* [Problem description]:
Read the entries below and pull out each line with the string "this".

* [Rows]:

— BEGIN —

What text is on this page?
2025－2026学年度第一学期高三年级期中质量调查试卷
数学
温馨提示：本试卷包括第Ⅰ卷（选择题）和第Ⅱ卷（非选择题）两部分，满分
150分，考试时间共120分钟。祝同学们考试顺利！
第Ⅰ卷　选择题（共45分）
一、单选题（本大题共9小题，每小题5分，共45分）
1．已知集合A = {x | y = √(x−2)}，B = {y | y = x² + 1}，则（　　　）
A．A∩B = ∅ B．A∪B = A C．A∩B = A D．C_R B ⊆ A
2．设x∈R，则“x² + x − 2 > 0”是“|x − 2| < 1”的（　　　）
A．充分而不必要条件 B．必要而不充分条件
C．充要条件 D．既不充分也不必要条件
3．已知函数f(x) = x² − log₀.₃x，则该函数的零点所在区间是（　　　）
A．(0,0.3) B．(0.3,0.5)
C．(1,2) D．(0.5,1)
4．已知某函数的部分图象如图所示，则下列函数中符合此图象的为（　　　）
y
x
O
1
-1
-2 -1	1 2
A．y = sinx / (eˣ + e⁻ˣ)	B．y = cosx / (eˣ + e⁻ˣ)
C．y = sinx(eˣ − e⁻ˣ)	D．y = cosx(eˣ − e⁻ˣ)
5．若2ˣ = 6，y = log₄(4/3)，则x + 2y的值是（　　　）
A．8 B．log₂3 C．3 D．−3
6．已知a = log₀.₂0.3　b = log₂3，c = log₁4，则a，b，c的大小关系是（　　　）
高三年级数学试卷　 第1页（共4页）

— END —
— BEGIN —

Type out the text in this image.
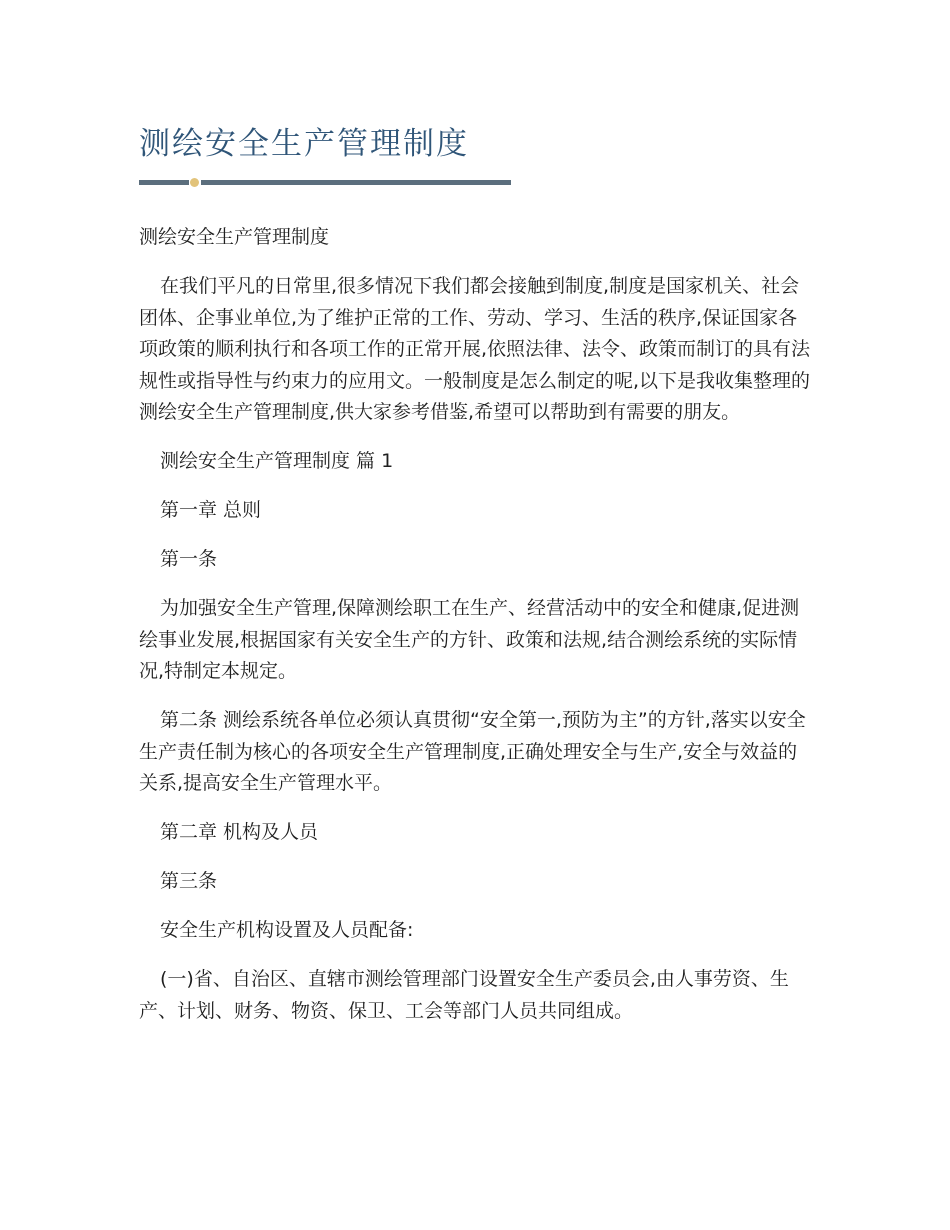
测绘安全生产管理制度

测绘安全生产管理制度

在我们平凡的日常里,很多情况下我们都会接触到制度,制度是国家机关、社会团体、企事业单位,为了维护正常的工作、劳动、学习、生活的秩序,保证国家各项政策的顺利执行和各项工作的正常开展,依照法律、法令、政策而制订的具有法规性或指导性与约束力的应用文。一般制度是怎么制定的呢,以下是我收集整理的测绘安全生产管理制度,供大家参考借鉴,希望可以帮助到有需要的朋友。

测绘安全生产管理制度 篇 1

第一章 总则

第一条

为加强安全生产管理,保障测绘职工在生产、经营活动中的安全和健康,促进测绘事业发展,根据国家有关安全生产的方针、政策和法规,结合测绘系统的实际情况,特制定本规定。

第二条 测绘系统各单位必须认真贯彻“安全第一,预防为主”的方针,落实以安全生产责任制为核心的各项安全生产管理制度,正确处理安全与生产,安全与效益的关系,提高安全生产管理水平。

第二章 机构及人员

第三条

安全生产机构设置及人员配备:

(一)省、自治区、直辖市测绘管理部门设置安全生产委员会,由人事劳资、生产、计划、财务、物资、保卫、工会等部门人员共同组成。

— END —

* [Solved exercise]:
What text is on this page?
Type out the text in this image.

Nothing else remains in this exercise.